--- AIM OF THE TASK ---
Filter the entries, keeping every line with the word "document".

--- GIVEN INFORMATION ---
========

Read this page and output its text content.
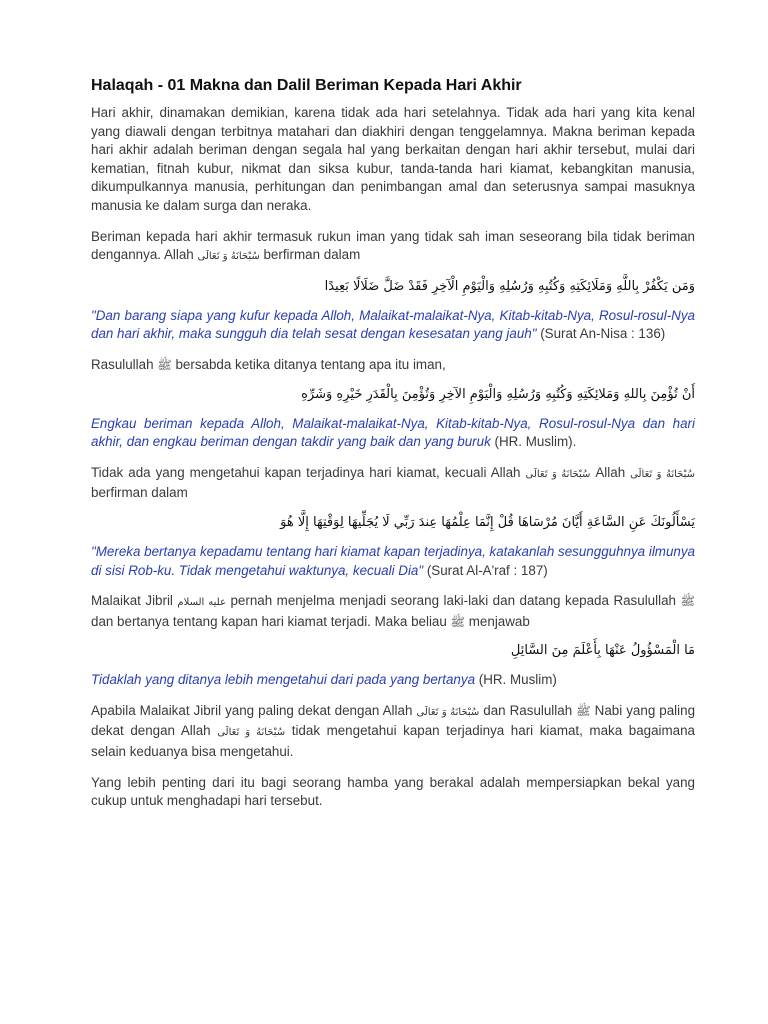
Halaqah - 01 Makna dan Dalil Beriman Kepada Hari Akhir

Hari akhir, dinamakan demikian, karena tidak ada hari setelahnya. Tidak ada hari yang kita kenal yang diawali dengan terbitnya matahari dan diakhiri dengan tenggelamnya. Makna beriman kepada hari akhir adalah beriman dengan segala hal yang berkaitan dengan hari akhir tersebut, mulai dari kematian, fitnah kubur, nikmat dan siksa kubur, tanda-tanda hari kiamat, kebangkitan manusia, dikumpulkannya manusia, perhitungan dan penimbangan amal dan seterusnya sampai masuknya manusia ke dalam surga dan neraka.

Beriman kepada hari akhir termasuk rukun iman yang tidak sah iman seseorang bila tidak beriman dengannya. Allah سُبْحَانَهُ وَ تَعَالَى berfirman dalam

وَمَن يَكْفُرْ بِاللَّهِ وَمَلَائِكَتِهِ وَكُتُبِهِ وَرُسُلِهِ وَالْيَوْمِ الْآخِرِ فَقَدْ ضَلَّ ضَلَالًا بَعِيدًا

"Dan barang siapa yang kufur kepada Alloh, Malaikat-malaikat-Nya, Kitab-kitab-Nya, Rosul-rosul-Nya dan hari akhir, maka sungguh dia telah sesat dengan kesesatan yang jauh" (Surat An-Nisa : 136)

Rasulullah ﷺ bersabda ketika ditanya tentang apa itu iman,

أَنْ تُؤْمِنَ بِاللهِ وَمَلائِكَتِهِ وَكُتُبِهِ وَرُسُلِهِ وَالْيَوْمِ الآخِرِ وَتُؤْمِنَ بِالْقَدَرِ خَيْرِهِ وَشَرِّهِ

Engkau beriman kepada Alloh, Malaikat-malaikat-Nya, Kitab-kitab-Nya, Rosul-rosul-Nya dan hari akhir, dan engkau beriman dengan takdir yang baik dan yang buruk (HR. Muslim).

Tidak ada yang mengetahui kapan terjadinya hari kiamat, kecuali Allah سُبْحَانَهُ وَ تَعَالَى Allah سُبْحَانَهُ وَ تَعَالَى berfirman dalam

يَسْأَلُونَكَ عَنِ السَّاعَةِ أَيَّانَ مُرْسَاهَا قُلْ إِنَّمَا عِلْمُهَا عِندَ رَبِّي لَا يُجَلِّيهَا لِوَقْتِهَا إِلَّا هُوَ

"Mereka bertanya kepadamu tentang hari kiamat kapan terjadinya, katakanlah sesungguhnya ilmunya di sisi Rob-ku. Tidak mengetahui waktunya, kecuali Dia" (Surat Al-A'raf : 187)

Malaikat Jibril عليه السلام pernah menjelma menjadi seorang laki-laki dan datang kepada Rasulullah ﷺ dan bertanya tentang kapan hari kiamat terjadi. Maka beliau ﷺ menjawab

مَا الْمَسْؤُولُ عَنْهَا بِأَعْلَمَ مِنَ السَّائِلِ

Tidaklah yang ditanya lebih mengetahui dari pada yang bertanya (HR. Muslim)

Apabila Malaikat Jibril yang paling dekat dengan Allah سُبْحَانَهُ وَ تَعَالَى dan Rasulullah ﷺ Nabi yang paling dekat dengan Allah سُبْحَانَهُ وَ تَعَالَى tidak mengetahui kapan terjadinya hari kiamat, maka bagaimana selain keduanya bisa mengetahui.

Yang lebih penting dari itu bagi seorang hamba yang berakal adalah mempersiapkan bekal yang cukup untuk menghadapi hari tersebut.
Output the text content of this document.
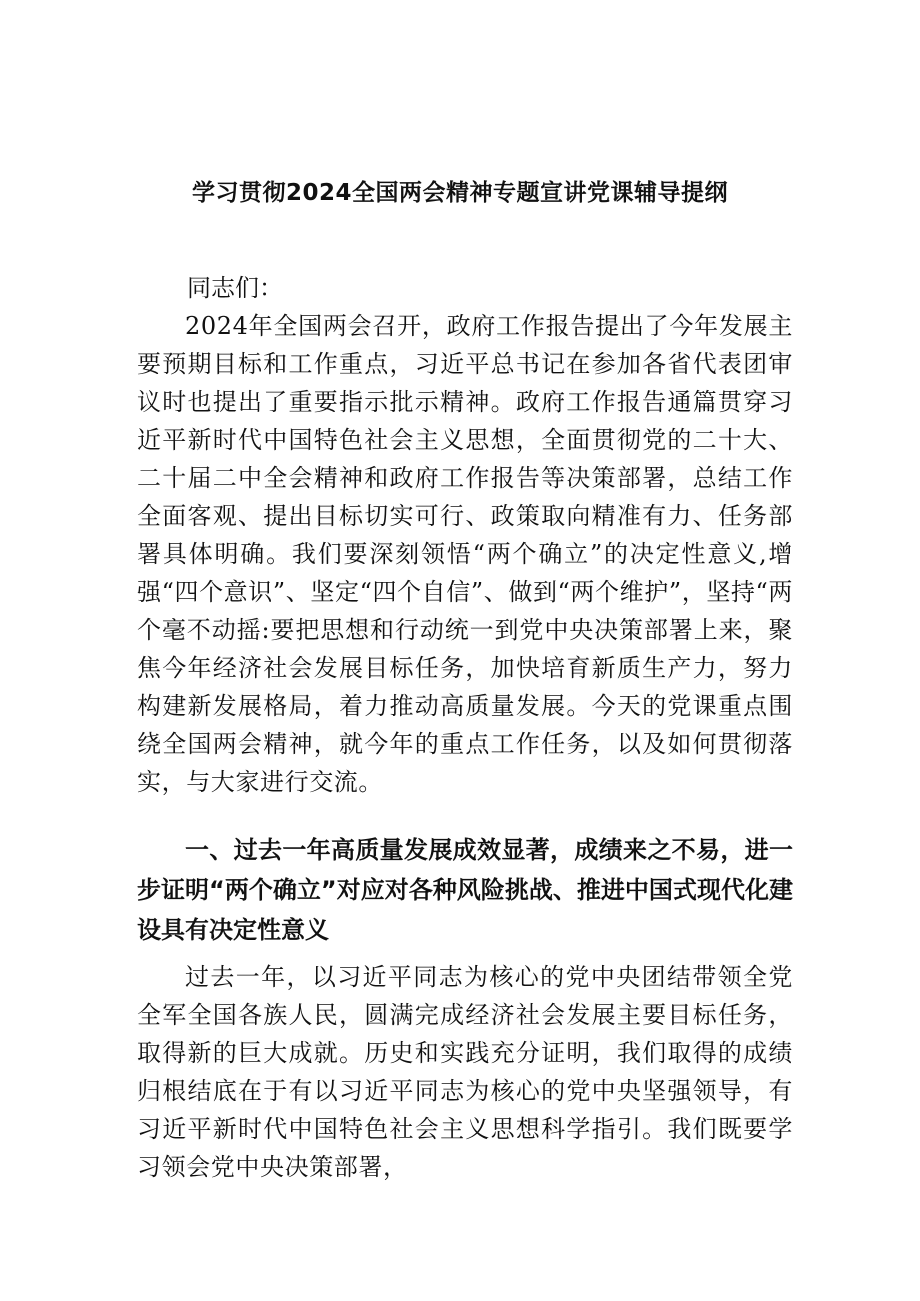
学习贯彻2024全国两会精神专题宣讲党课辅导提纲
同志们：

2024年全国两会召开，政府工作报告提出了今年发展主要预期目标和工作重点，习近平总书记在参加各省代表团审议时也提出了重要指示批示精神。政府工作报告通篇贯穿习近平新时代中国特色社会主义思想，全面贯彻党的二十大、二十届二中全会精神和政府工作报告等决策部署，总结工作全面客观、提出目标切实可行、政策取向精准有力、任务部署具体明确。我们要深刻领悟“两个确立”的决定性意义,增强“四个意识”、坚定“四个自信”、做到“两个维护”，坚持“两个毫不动摇:要把思想和行动统一到党中央决策部署上来，聚焦今年经济社会发展目标任务，加快培育新质生产力，努力构建新发展格局，着力推动高质量发展。今天的党课重点围绕全国两会精神，就今年的重点工作任务，以及如何贯彻落实，与大家进行交流。

一、过去一年高质量发展成效显著，成绩来之不易，进一步证明“两个确立”对应对各种风险挑战、推进中国式现代化建设具有决定性意义

过去一年，以习近平同志为核心的党中央团结带领全党全军全国各族人民，圆满完成经济社会发展主要目标任务，取得新的巨大成就。历史和实践充分证明，我们取得的成绩归根结底在于有以习近平同志为核心的党中央坚强领导，有习近平新时代中国特色社会主义思想科学指引。我们既要学习领会党中央决策部署，
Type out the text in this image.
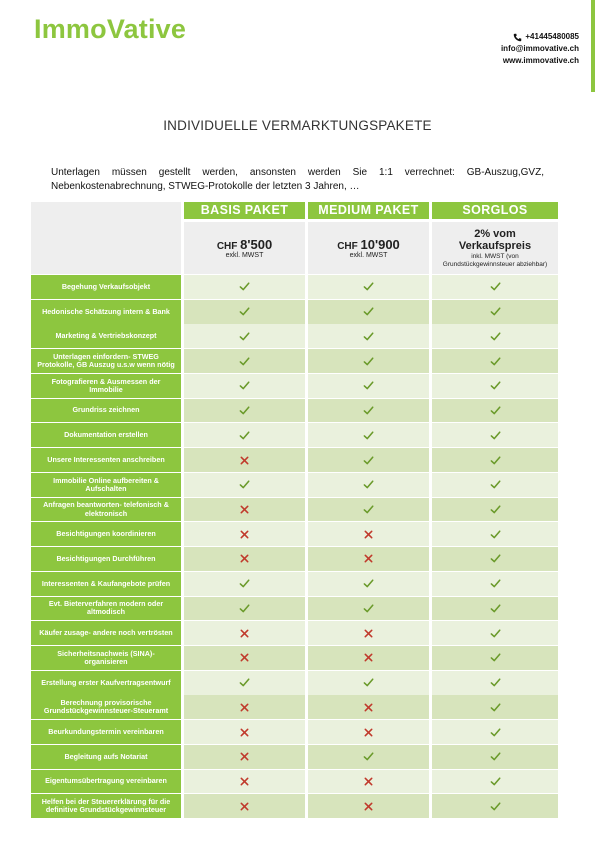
ImmoVative	+41445480085
info@immovative.ch
www.immovative.ch
INDIVIDUELLE VERMARKTUNGSPAKETE
Unterlagen müssen gestellt werden, ansonsten werden Sie 1:1 verrechnet: GB-Auszug,GVZ, Nebenkostenabrechnung, STWEG-Protokolle der letzten 3 Jahren, …
BASIS PAKET
CHF 8'500
exkl. MWST
MEDIUM PAKET
CHF 10'900
exkl. MWST
SORGLOS
2% vom
Verkaufspreis
inkl. MWST (von Grundstückgewinnsteuer abziehbar)
Begehung Verkaufsobjekt
Hedonische Schätzung intern & Bank
Marketing & Vertriebskonzept
Unterlagen einfordern- STWEG Protokolle, GB Auszug u.s.w wenn nötig
Fotografieren & Ausmessen der Immobilie
Grundriss zeichnen
Dokumentation erstellen
Unsere Interessenten anschreiben
Immobilie Online aufbereiten & Aufschalten
Anfragen beantworten- telefonisch & elektronisch
Besichtigungen koordinieren
Besichtigungen Durchführen
Interessenten & Kaufangebote prüfen
Evt. Bieterverfahren modern oder altmodisch
Käufer zusage- andere noch vertrösten
Sicherheitsnachweis (SINA)- organisieren
Erstellung erster Kaufvertragsentwurf
Berechnung provisorische Grundstückgewinnsteuer-Steueramt
Beurkundungstermin vereinbaren
Begleitung aufs Notariat
Eigentumsübertragung vereinbaren
Helfen bei der Steuererklärung für die definitive Grundstückgewinnsteuer
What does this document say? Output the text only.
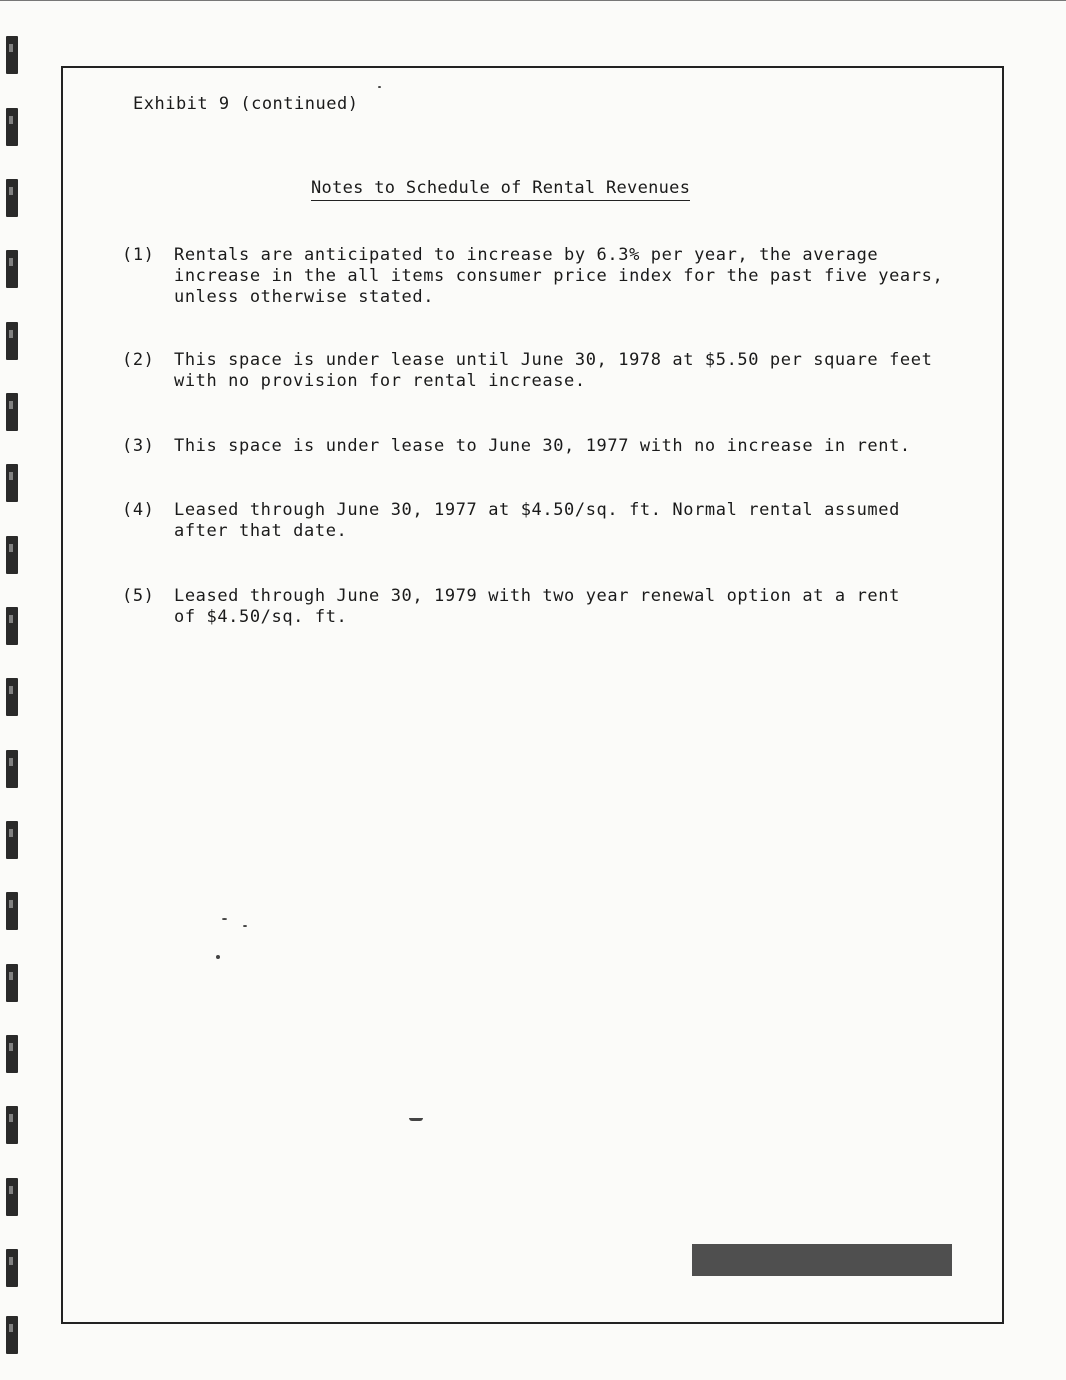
Exhibit 9 (continued)
Notes to Schedule of Rental Revenues
(1) Rentals are anticipated to increase by 6.3% per year, the average
increase in the all items consumer price index for the past five years,
unless otherwise stated.
(2) This space is under lease until June 30, 1978 at $5.50 per square feet
with no provision for rental increase.
(3) This space is under lease to June 30, 1977 with no increase in rent.
(4) Leased through June 30, 1977 at $4.50/sq. ft. Normal rental assumed
after that date.
(5) Leased through June 30, 1979 with two year renewal option at a rent
of $4.50/sq. ft.
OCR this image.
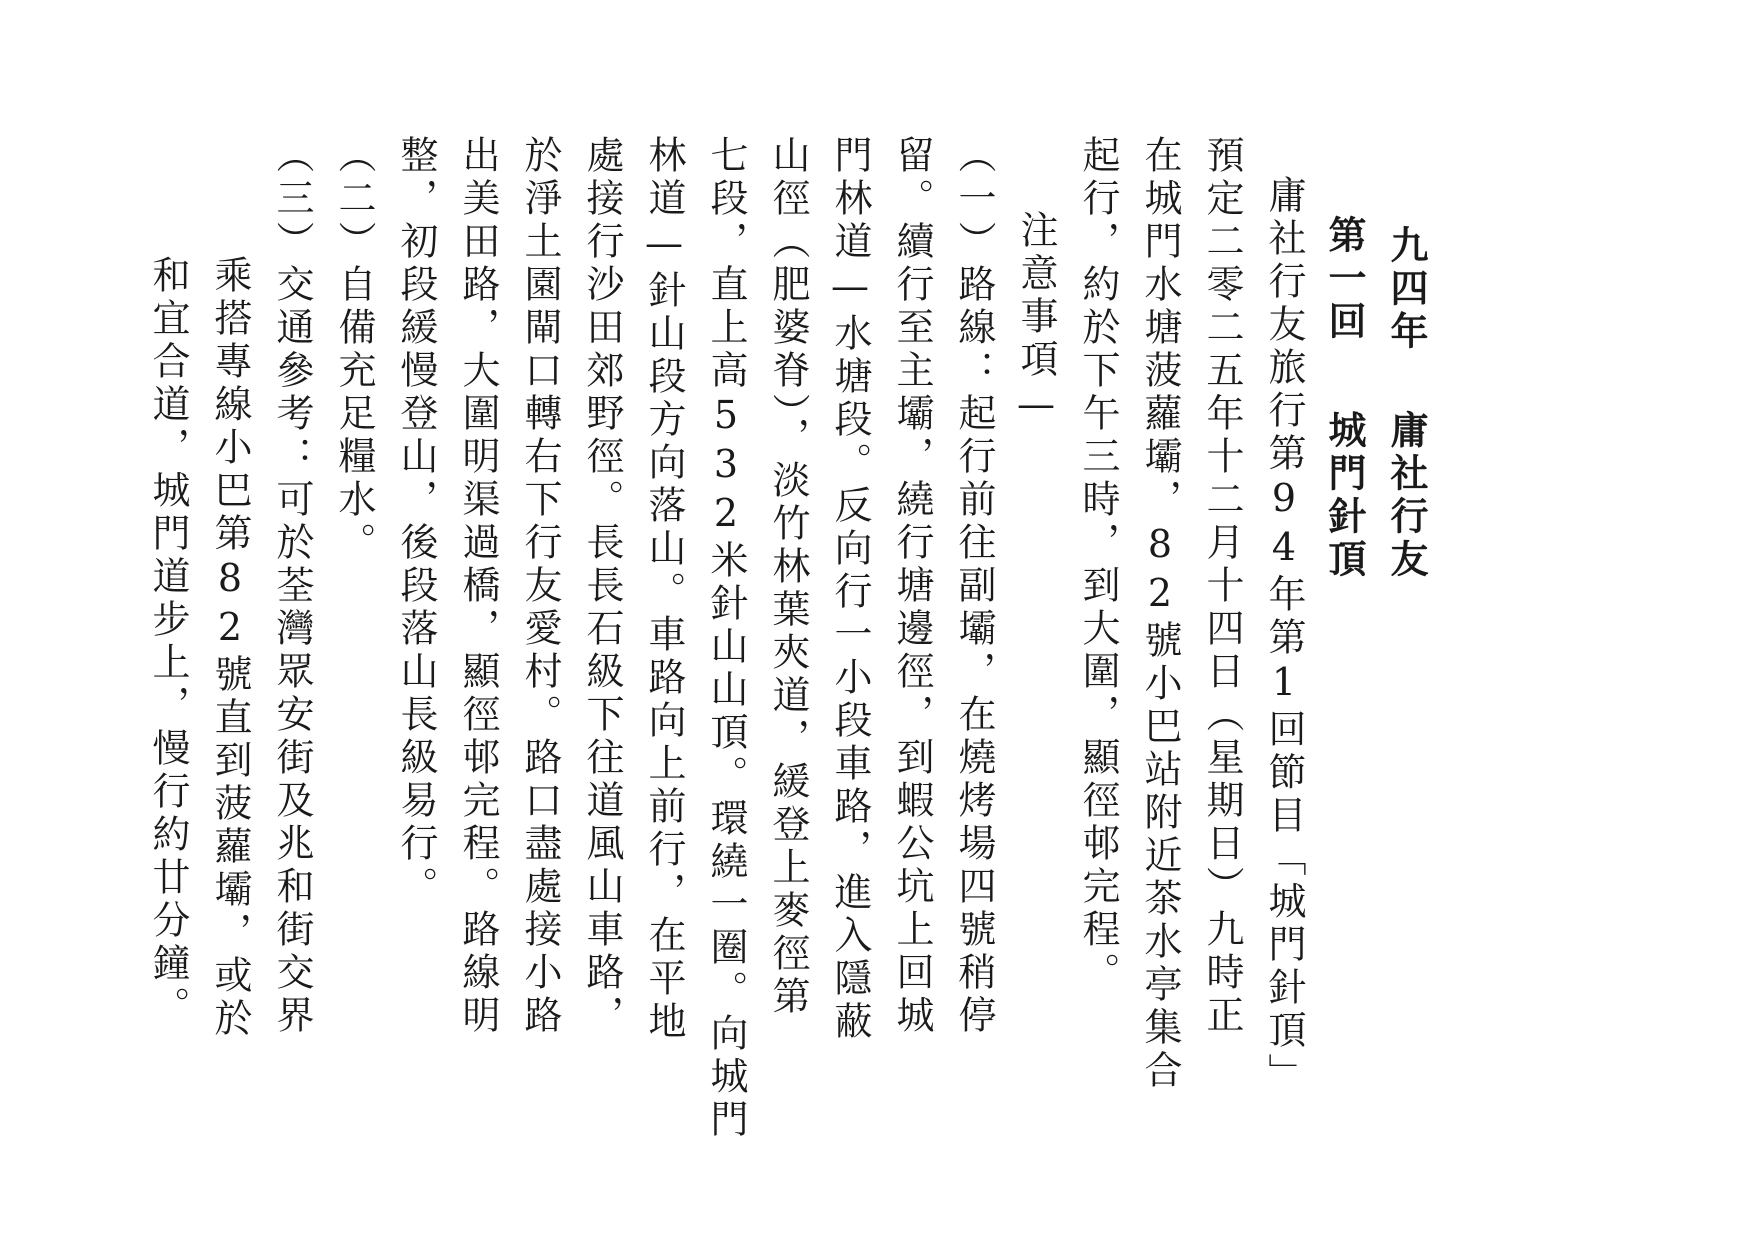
九四年
庸社行友
第一回
城門針頂
庸社行友旅行第94年第1回節目「城門針頂」
預定二零二五年十二月十四日（星期日）九時正
在城門水塘菠蘿壩，82號小巴站附近茶水亭集合
起行，約於下午三時，到大圍，顯徑邨完程。
注意事項—
（一）路線：起行前往副壩，在燒烤場四號稍停
留。續行至主壩，繞行塘邊徑，到蝦公坑上回城
門林道—水塘段。反向行一小段車路，進入隱蔽
山徑（肥婆脊），淡竹林葉夾道，緩登上麥徑第
七段，直上高532米針山山頂。環繞一圈。向城門
林道—針山段方向落山。車路向上前行，在平地
處接行沙田郊野徑。長長石級下往道風山車路，
於淨土園閘口轉右下行友愛村。路口盡處接小路
出美田路，大圍明渠過橋，顯徑邨完程。路線明
整，初段緩慢登山，後段落山長級易行。
（二）自備充足糧水。
（三）交通參考：可於荃灣眾安街及兆和街交界
乘搭專線小巴第82號直到菠蘿壩，或於
和宜合道，城門道步上，慢行約廿分鐘。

========

--- ANSWER TO THIS EXERCISE ---
Output the text content of this document.
What does this document say? Output the text only.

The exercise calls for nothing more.